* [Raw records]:
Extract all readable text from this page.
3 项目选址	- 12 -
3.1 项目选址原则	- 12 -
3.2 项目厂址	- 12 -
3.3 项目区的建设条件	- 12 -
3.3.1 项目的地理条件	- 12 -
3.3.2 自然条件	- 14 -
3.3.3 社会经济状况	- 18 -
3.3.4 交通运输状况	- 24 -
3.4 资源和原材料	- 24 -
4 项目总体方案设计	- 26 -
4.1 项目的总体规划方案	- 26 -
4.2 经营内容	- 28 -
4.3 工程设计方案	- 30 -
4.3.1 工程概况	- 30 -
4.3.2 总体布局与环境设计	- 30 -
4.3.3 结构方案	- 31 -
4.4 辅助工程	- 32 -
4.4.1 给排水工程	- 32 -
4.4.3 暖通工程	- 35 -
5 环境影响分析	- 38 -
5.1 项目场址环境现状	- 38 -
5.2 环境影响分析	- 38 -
---
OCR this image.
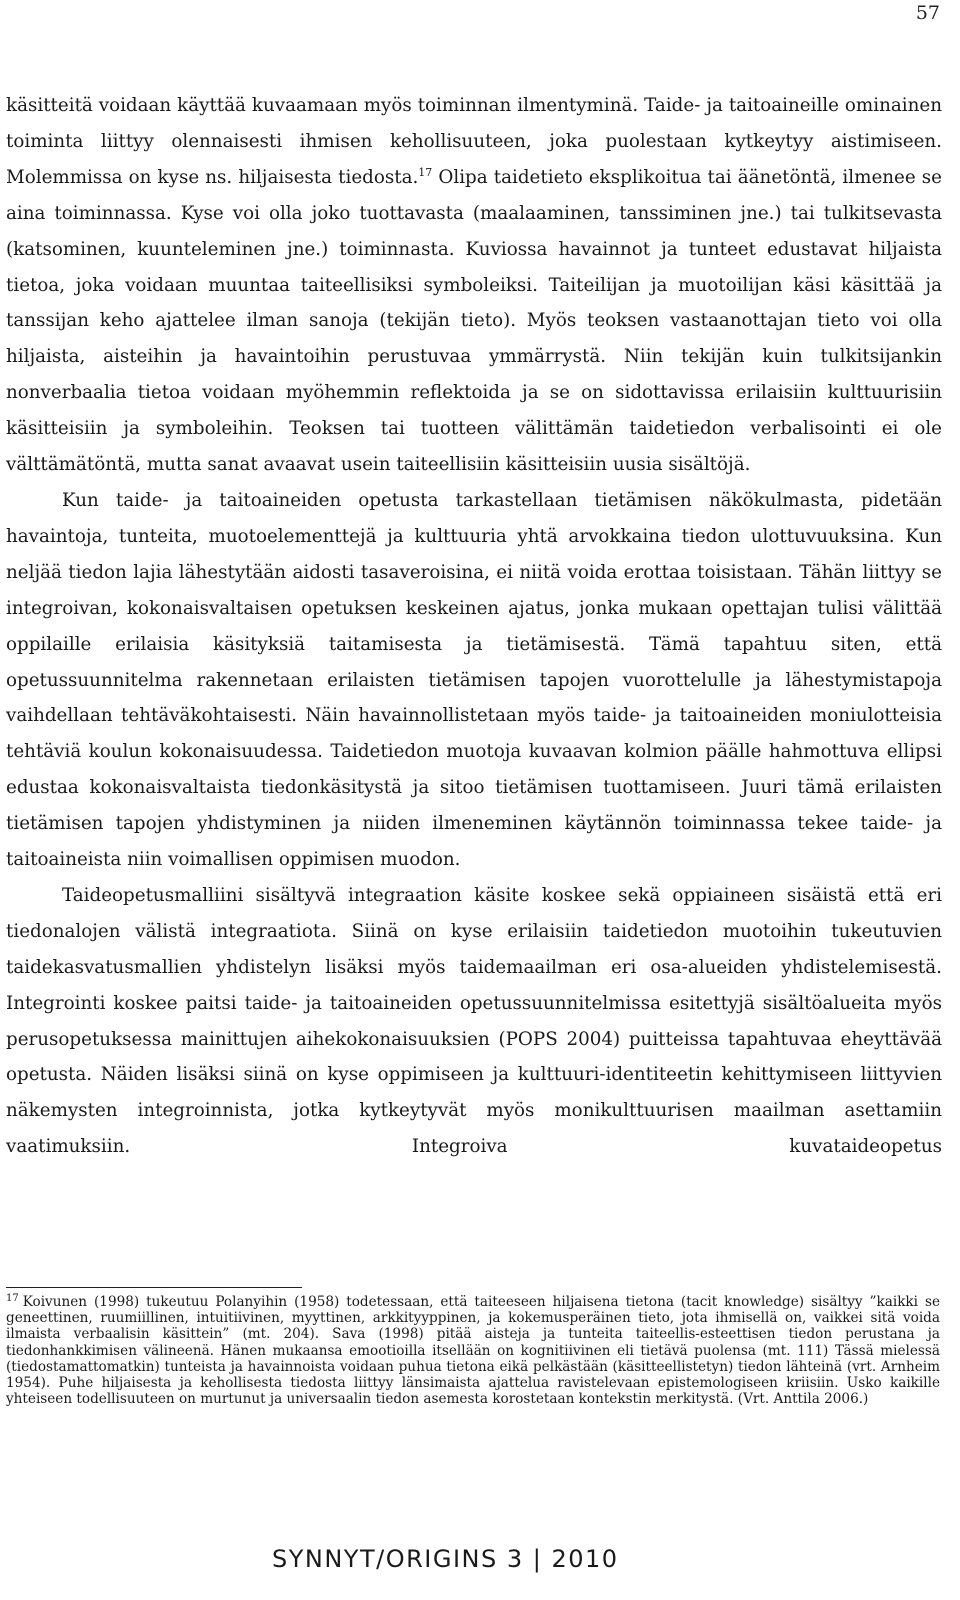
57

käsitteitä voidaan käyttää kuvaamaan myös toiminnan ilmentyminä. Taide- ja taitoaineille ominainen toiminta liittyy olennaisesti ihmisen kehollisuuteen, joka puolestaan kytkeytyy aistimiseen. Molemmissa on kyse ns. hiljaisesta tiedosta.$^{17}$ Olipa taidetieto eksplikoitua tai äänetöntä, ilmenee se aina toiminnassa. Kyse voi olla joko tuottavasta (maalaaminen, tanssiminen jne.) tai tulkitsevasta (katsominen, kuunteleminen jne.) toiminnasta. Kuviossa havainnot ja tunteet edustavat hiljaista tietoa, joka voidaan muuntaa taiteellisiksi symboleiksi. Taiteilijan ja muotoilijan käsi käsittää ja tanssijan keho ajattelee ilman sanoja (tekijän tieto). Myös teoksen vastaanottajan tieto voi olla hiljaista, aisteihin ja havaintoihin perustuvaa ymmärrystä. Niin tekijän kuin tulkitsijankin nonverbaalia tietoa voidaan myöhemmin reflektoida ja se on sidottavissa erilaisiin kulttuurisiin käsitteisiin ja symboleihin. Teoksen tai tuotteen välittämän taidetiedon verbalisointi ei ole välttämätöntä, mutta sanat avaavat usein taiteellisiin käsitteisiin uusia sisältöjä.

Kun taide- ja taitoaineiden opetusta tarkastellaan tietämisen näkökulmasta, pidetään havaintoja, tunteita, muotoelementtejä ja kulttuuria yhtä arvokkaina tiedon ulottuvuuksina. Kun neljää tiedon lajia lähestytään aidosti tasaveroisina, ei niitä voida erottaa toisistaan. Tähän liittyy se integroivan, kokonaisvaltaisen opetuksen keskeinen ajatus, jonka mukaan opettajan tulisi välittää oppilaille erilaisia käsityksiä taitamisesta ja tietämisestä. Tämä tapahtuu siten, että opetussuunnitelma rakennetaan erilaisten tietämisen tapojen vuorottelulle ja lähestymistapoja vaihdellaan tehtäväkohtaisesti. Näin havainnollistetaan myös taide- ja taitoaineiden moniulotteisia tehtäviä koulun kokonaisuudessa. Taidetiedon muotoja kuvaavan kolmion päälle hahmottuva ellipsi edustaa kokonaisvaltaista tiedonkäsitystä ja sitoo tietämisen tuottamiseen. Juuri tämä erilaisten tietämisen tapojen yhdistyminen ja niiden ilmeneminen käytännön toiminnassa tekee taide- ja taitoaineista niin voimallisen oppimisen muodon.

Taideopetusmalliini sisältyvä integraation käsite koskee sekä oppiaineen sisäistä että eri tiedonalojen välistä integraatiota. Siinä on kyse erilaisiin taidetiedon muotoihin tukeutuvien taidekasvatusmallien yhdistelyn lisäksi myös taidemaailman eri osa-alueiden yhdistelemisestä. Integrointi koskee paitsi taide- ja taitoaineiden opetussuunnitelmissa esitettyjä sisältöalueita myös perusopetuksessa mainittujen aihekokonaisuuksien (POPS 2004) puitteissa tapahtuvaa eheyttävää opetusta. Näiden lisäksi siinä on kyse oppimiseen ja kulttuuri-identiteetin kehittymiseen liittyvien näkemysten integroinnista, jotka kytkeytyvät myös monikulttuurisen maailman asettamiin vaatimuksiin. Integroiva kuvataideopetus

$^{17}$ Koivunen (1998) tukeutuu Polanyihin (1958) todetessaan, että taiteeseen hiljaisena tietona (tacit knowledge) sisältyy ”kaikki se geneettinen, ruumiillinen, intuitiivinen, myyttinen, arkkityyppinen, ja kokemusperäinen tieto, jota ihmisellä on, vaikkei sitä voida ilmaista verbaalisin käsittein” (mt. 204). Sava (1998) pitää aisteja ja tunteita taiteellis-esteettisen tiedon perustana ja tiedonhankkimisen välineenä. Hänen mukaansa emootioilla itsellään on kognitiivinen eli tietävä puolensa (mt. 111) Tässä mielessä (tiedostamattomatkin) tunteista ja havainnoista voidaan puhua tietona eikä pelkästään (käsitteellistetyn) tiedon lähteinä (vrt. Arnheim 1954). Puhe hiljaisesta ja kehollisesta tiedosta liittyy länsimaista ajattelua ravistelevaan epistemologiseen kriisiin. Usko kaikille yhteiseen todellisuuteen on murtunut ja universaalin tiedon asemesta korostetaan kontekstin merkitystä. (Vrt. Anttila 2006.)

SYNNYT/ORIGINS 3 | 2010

* [Task to complete]:
Search the records for the word "this", then list every line that has it.

* [Answer for the task]:
Extract all readable text from this page.
OCR this image.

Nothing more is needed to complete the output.